Data provided:
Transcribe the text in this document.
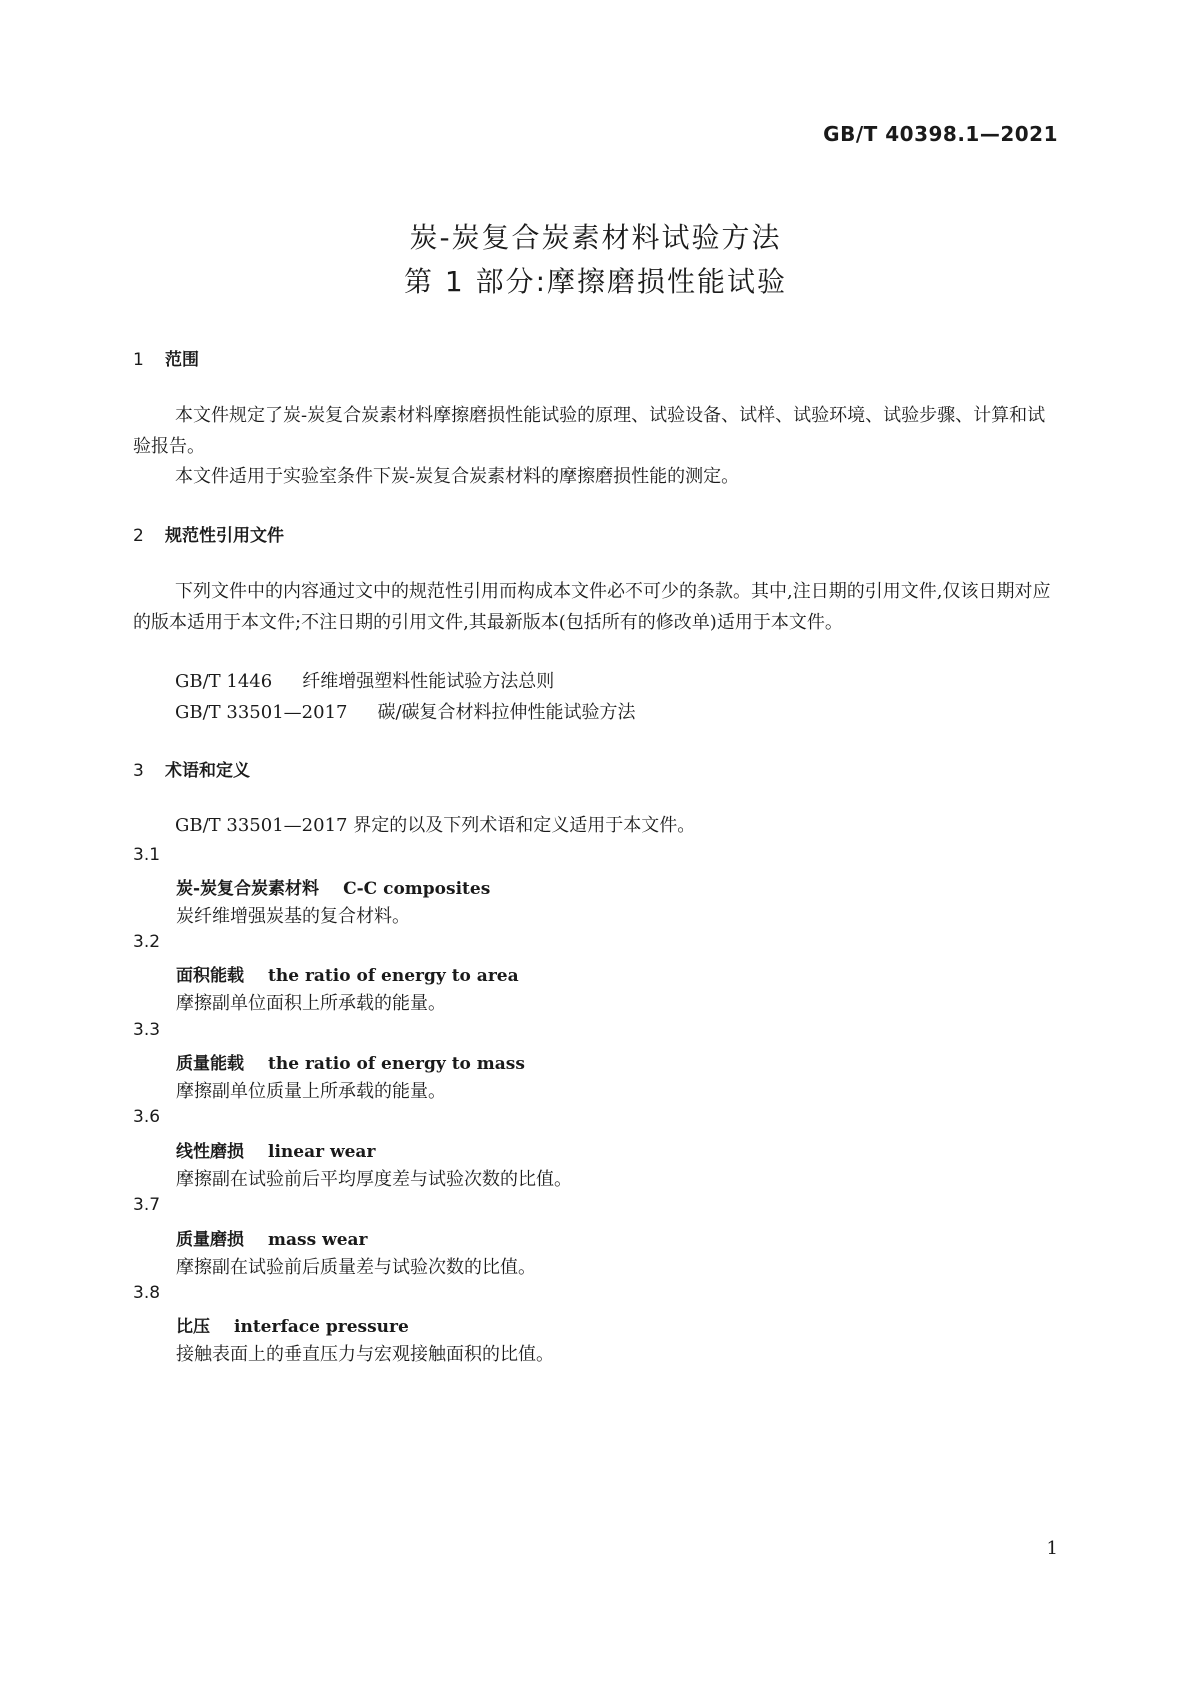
GB/T 40398.1—2021
炭-炭复合炭素材料试验方法
第 1 部分:摩擦磨损性能试验
1 范围
本文件规定了炭-炭复合炭素材料摩擦磨损性能试验的原理、试验设备、试样、试验环境、试验步骤、计算和试验报告。
本文件适用于实验室条件下炭-炭复合炭素材料的摩擦磨损性能的测定。
2 规范性引用文件
下列文件中的内容通过文中的规范性引用而构成本文件必不可少的条款。其中,注日期的引用文件,仅该日期对应的版本适用于本文件;不注日期的引用文件,其最新版本(包括所有的修改单)适用于本文件。
GB/T 1446 纤维增强塑料性能试验方法总则
GB/T 33501—2017 碳/碳复合材料拉伸性能试验方法
3 术语和定义
GB/T 33501—2017 界定的以及下列术语和定义适用于本文件。
3.1
炭-炭复合炭素材料 C-C composites
炭纤维增强炭基的复合材料。
3.2
面积能载 the ratio of energy to area
摩擦副单位面积上所承载的能量。
3.3
质量能载 the ratio of energy to mass
摩擦副单位质量上所承载的能量。
3.6
线性磨损 linear wear
摩擦副在试验前后平均厚度差与试验次数的比值。
3.7
质量磨损 mass wear
摩擦副在试验前后质量差与试验次数的比值。
3.8
比压 interface pressure
接触表面上的垂直压力与宏观接触面积的比值。
1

To do:
Count the lines in the records above that contain the word "energy", and give only that number.

Answer to this task:
2